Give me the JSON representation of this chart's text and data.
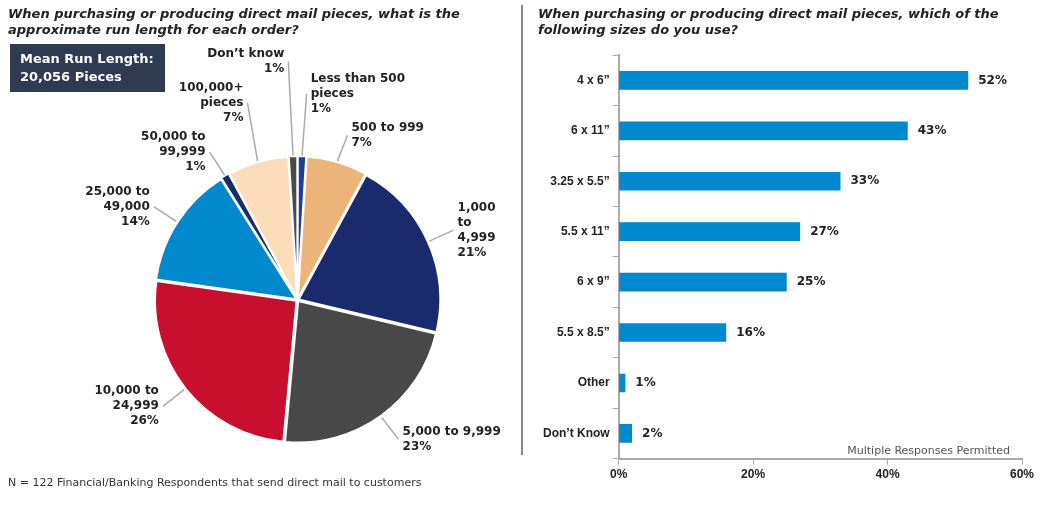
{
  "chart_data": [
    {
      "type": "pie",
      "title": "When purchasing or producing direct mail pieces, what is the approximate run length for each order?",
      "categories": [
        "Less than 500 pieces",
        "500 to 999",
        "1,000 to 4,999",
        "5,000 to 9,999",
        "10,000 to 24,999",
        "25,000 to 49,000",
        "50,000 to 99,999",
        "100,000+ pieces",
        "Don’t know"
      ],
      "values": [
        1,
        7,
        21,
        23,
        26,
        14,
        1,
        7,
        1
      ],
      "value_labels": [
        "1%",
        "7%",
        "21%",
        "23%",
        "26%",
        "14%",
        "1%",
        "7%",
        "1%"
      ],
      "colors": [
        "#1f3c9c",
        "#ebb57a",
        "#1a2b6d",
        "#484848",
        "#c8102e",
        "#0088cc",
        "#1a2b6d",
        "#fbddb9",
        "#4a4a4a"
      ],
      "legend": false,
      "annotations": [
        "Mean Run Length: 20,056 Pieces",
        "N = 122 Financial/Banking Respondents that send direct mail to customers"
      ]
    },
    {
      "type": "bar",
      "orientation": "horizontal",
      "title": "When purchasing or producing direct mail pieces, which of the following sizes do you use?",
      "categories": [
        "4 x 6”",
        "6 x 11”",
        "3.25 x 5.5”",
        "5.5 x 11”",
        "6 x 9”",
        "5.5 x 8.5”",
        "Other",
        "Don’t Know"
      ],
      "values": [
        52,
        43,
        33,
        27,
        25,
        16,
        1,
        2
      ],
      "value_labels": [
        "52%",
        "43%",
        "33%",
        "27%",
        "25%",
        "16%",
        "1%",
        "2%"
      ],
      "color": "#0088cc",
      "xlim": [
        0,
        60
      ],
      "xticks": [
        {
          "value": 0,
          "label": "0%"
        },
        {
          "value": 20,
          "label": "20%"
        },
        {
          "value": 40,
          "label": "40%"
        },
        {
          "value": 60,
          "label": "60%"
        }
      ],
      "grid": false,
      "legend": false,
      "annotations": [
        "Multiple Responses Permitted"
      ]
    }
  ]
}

######

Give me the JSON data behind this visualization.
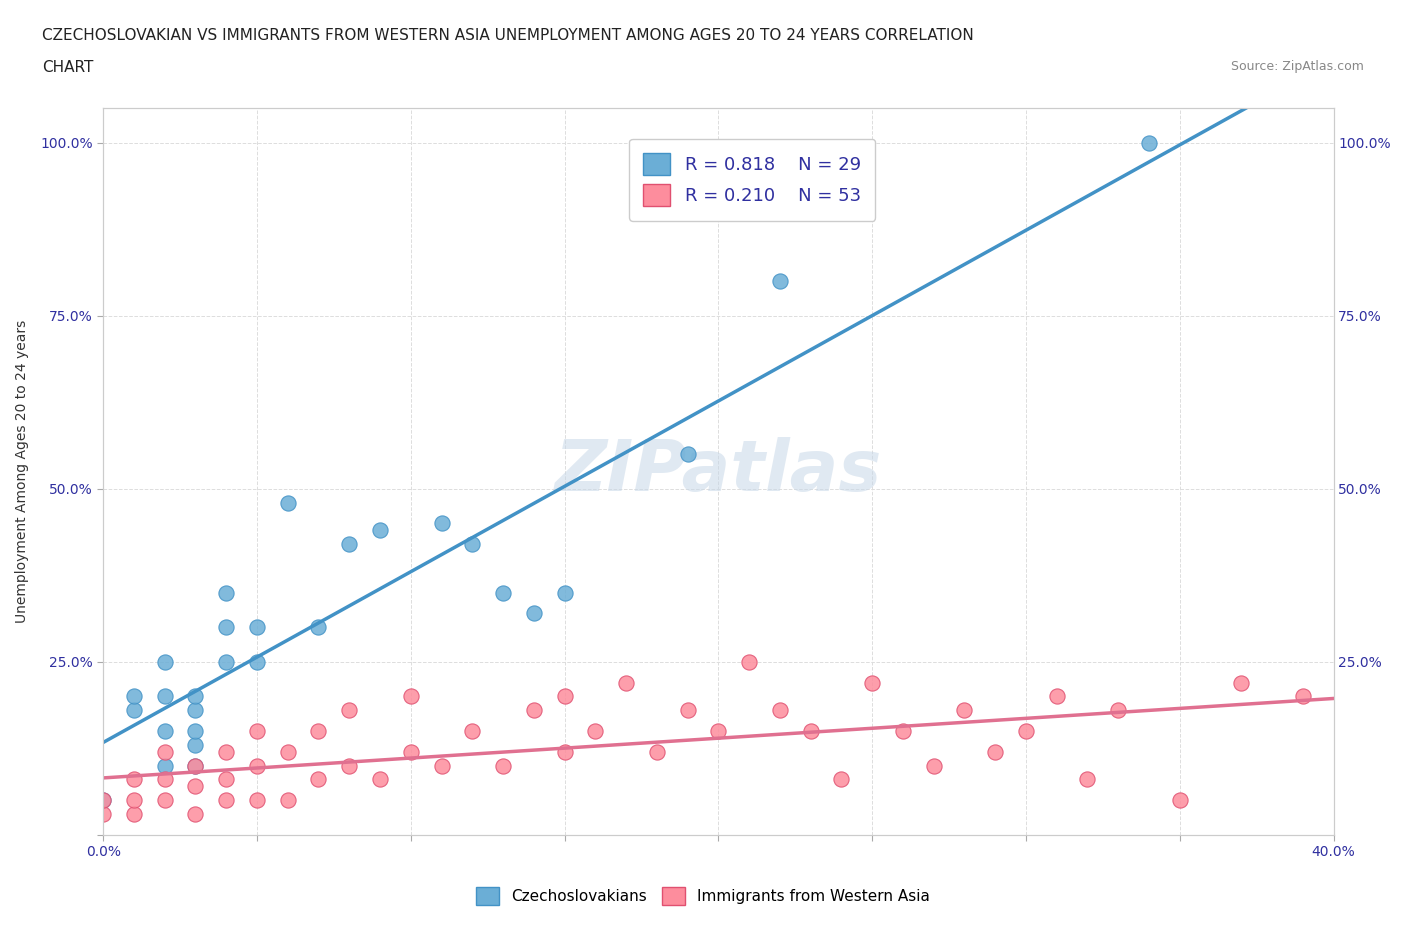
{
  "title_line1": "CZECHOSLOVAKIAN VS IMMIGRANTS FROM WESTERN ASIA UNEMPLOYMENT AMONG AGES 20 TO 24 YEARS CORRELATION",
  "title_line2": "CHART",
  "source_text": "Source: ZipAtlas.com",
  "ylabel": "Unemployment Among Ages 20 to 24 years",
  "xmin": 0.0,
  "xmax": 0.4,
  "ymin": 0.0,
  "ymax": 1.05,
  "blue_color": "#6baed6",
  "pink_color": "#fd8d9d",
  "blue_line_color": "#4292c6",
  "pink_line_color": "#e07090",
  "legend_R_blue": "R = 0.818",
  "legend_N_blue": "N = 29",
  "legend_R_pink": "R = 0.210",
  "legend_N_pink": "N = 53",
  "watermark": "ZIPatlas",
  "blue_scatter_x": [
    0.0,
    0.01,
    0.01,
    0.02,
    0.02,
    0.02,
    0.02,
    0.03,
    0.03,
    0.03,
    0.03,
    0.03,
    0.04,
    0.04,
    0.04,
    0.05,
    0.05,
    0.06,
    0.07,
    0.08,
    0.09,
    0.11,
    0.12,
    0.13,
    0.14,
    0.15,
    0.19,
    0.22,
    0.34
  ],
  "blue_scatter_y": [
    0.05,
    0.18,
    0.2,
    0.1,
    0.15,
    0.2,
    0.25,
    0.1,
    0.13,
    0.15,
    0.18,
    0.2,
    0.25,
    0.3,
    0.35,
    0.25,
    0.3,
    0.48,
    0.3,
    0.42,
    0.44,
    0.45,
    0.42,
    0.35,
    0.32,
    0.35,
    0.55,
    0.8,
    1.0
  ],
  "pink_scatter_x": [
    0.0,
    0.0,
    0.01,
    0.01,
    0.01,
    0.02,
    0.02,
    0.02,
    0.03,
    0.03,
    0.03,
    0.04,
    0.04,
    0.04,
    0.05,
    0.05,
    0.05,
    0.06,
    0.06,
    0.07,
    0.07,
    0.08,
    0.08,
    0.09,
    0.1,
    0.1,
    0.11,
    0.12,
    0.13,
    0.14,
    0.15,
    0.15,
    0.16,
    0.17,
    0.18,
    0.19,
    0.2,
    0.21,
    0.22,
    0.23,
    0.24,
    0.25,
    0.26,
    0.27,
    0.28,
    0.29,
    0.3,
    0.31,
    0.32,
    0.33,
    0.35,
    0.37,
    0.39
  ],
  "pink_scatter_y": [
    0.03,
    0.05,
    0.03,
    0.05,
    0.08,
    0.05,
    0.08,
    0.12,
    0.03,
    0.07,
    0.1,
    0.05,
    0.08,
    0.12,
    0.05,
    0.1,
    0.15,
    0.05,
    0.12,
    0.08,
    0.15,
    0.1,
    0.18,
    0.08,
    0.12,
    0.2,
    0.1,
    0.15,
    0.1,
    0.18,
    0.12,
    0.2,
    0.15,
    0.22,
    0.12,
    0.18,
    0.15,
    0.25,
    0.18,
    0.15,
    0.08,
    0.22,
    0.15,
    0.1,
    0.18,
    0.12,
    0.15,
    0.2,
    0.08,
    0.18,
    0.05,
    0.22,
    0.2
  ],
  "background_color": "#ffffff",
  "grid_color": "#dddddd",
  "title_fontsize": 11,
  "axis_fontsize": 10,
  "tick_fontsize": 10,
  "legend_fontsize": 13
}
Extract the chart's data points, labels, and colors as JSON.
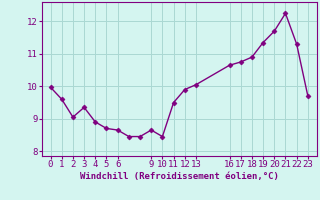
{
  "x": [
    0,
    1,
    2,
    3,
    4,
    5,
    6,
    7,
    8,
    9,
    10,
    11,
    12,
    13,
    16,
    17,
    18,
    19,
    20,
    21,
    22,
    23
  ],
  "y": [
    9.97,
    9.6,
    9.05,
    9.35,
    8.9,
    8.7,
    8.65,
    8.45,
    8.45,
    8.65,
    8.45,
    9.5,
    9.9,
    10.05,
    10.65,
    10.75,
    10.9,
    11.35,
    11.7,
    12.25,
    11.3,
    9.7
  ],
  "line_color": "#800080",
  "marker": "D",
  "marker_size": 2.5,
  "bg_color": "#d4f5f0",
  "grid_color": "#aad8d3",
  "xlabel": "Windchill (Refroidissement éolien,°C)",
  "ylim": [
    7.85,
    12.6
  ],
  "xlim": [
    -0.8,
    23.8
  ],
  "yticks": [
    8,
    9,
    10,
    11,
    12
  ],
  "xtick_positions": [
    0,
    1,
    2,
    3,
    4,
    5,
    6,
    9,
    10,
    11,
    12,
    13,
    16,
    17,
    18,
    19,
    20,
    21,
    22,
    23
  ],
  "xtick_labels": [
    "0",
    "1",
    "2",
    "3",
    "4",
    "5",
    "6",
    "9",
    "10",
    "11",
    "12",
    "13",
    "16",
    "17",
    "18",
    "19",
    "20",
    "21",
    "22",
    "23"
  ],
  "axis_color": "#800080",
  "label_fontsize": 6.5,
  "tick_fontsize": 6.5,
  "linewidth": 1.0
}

######

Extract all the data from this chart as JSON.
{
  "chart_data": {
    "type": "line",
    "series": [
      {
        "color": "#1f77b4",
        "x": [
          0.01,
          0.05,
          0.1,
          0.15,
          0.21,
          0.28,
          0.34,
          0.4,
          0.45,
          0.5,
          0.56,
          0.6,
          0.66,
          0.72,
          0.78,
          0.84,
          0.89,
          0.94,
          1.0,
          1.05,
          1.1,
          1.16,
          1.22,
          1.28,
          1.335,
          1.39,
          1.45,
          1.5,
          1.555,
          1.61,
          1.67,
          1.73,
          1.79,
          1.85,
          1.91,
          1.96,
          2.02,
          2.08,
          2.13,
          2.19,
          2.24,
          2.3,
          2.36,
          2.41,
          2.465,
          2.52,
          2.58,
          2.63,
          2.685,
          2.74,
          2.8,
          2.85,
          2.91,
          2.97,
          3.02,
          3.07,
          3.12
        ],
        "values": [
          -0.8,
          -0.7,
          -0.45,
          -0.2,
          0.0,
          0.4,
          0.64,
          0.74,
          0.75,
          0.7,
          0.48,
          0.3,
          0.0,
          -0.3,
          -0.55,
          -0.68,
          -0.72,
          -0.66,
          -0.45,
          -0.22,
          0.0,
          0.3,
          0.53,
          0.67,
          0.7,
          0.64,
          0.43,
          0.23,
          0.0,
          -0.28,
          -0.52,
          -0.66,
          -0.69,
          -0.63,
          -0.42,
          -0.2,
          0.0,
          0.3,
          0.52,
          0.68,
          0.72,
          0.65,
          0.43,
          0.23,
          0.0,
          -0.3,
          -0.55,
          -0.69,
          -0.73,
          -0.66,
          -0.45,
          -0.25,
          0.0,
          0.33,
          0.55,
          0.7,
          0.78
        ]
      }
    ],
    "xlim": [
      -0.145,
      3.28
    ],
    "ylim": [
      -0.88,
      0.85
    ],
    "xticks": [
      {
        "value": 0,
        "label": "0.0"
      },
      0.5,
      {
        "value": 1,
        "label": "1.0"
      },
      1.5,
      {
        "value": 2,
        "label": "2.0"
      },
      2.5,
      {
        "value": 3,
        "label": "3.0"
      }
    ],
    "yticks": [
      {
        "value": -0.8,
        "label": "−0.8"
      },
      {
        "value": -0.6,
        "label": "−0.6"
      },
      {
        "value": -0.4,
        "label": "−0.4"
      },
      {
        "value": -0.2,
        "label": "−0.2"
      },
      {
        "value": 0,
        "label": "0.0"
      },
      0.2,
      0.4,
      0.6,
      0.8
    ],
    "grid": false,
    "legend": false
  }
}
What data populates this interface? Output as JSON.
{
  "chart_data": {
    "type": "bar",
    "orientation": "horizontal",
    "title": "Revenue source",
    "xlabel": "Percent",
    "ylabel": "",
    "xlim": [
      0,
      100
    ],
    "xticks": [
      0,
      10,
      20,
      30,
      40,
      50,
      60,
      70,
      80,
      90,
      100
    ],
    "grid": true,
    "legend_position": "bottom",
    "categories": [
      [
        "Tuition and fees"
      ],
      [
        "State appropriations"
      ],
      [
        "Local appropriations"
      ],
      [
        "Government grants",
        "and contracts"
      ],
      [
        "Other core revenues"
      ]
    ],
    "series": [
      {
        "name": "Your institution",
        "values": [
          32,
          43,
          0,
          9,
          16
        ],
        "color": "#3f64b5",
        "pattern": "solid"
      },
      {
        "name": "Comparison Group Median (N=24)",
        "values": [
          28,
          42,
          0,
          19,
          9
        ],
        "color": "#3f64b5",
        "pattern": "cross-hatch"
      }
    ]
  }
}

######

* [Exercise brief] Only lines holding the string "Give" are wanted; gather each one from the entries above.

* [Exercise output]
Give me the JSON representation of this chart's text and data.
Give me the JSON data behind this visualization.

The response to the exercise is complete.